**EXCERPTED DATA**
((

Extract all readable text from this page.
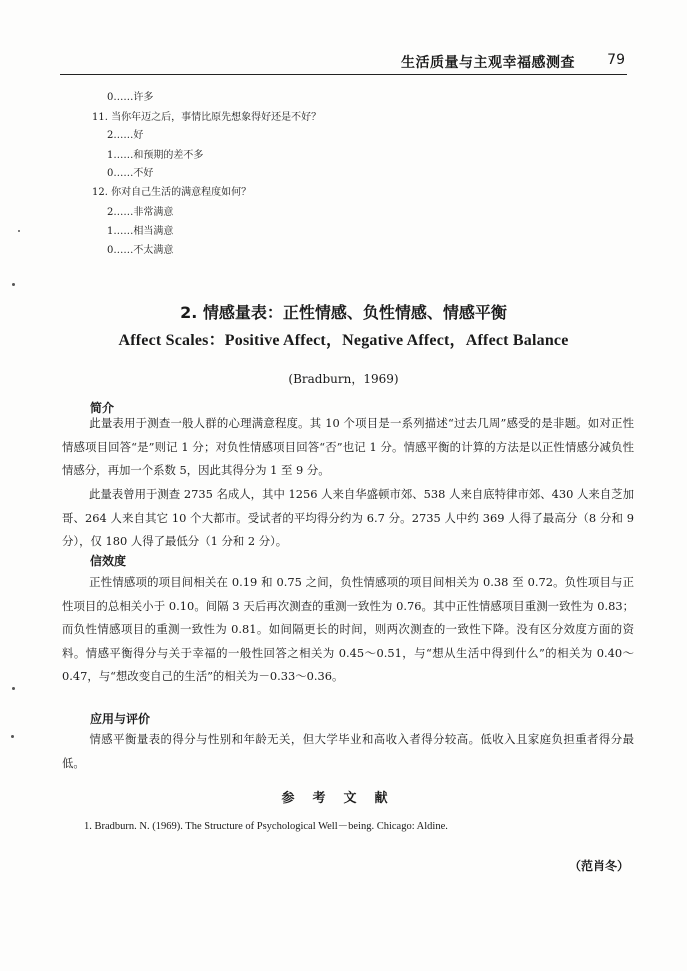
生活质量与主观幸福感测查 79
0……许多
11. 当你年迈之后，事情比原先想象得好还是不好？
2……好
1……和预期的差不多
0……不好
12. 你对自己生活的满意程度如何？
2……非常满意
1……相当满意
0……不太满意
2. 情感量表：正性情感、负性情感、情感平衡
Affect Scales：Positive Affect，Negative Affect，Affect Balance
(Bradburn，1969)
简介
此量表用于测查一般人群的心理满意程度。其 10 个项目是一系列描述“过去几周”感受的是非题。如对正性情感项目回答“是”则记 1 分；对负性情感项目回答“否”也记 1 分。情感平衡的计算的方法是以正性情感分减负性情感分，再加一个系数 5，因此其得分为 1 至 9 分。
此量表曾用于测查 2735 名成人，其中 1256 人来自华盛顿市郊、538 人来自底特律市郊、430 人来自芝加哥、264 人来自其它 10 个大都市。受试者的平均得分约为 6.7 分。2735 人中约 369 人得了最高分（8 分和 9 分），仅 180 人得了最低分（1 分和 2 分）。
信效度
正性情感项的项目间相关在 0.19 和 0.75 之间，负性情感项的项目间相关为 0.38 至 0.72。负性项目与正性项目的总相关小于 0.10。间隔 3 天后再次测查的重测一致性为 0.76。其中正性情感项目重测一致性为 0.83；而负性情感项目的重测一致性为 0.81。如间隔更长的时间，则两次测查的一致性下降。没有区分效度方面的资料。情感平衡得分与关于幸福的一般性回答之相关为 0.45～0.51，与“想从生活中得到什么”的相关为 0.40～0.47，与“想改变自己的生活”的相关为－0.33～0.36。
应用与评价
情感平衡量表的得分与性别和年龄无关，但大学毕业和高收入者得分较高。低收入且家庭负担重者得分最低。
参考文献
1. Bradburn. N. (1969). The Structure of Psychological Well－being. Chicago: Aldine.
（范肖冬）
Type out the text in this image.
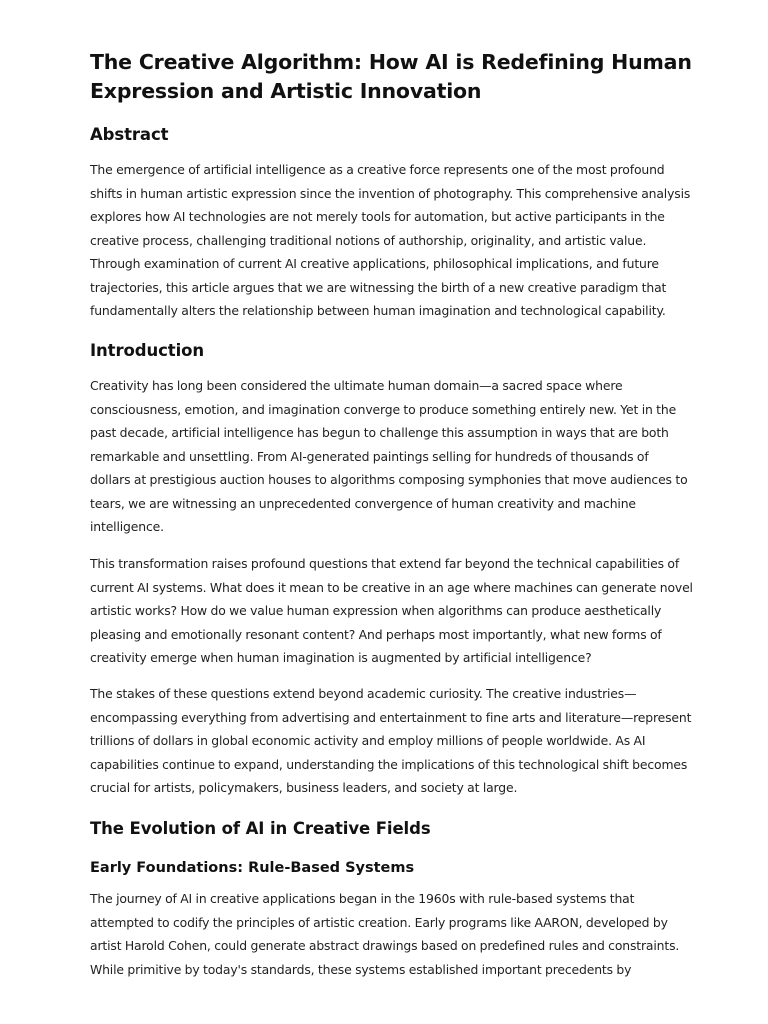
The Creative Algorithm: How AI is Redefining Human
Expression and Artistic Innovation
Abstract

The emergence of artificial intelligence as a creative force represents one of the most profound
shifts in human artistic expression since the invention of photography. This comprehensive analysis
explores how AI technologies are not merely tools for automation, but active participants in the
creative process, challenging traditional notions of authorship, originality, and artistic value.
Through examination of current AI creative applications, philosophical implications, and future
trajectories, this article argues that we are witnessing the birth of a new creative paradigm that
fundamentally alters the relationship between human imagination and technological capability.

Introduction

Creativity has long been considered the ultimate human domain—a sacred space where
consciousness, emotion, and imagination converge to produce something entirely new. Yet in the
past decade, artificial intelligence has begun to challenge this assumption in ways that are both
remarkable and unsettling. From AI-generated paintings selling for hundreds of thousands of
dollars at prestigious auction houses to algorithms composing symphonies that move audiences to
tears, we are witnessing an unprecedented convergence of human creativity and machine
intelligence.

This transformation raises profound questions that extend far beyond the technical capabilities of
current AI systems. What does it mean to be creative in an age where machines can generate novel
artistic works? How do we value human expression when algorithms can produce aesthetically
pleasing and emotionally resonant content? And perhaps most importantly, what new forms of
creativity emerge when human imagination is augmented by artificial intelligence?

The stakes of these questions extend beyond academic curiosity. The creative industries—
encompassing everything from advertising and entertainment to fine arts and literature—represent
trillions of dollars in global economic activity and employ millions of people worldwide. As AI
capabilities continue to expand, understanding the implications of this technological shift becomes
crucial for artists, policymakers, business leaders, and society at large.

The Evolution of AI in Creative Fields
Early Foundations: Rule-Based Systems

The journey of AI in creative applications began in the 1960s with rule-based systems that
attempted to codify the principles of artistic creation. Early programs like AARON, developed by
artist Harold Cohen, could generate abstract drawings based on predefined rules and constraints.
While primitive by today's standards, these systems established important precedents by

))

**DIRECTIONS FOR THIS TASK**
Find the string "technological" in the entries above and return each line that holds it.

**EXERCISE RESULT**
fundamentally alters the relationship between human imagination and technological capability.
capabilities continue to expand, understanding the implications of this technological shift becomes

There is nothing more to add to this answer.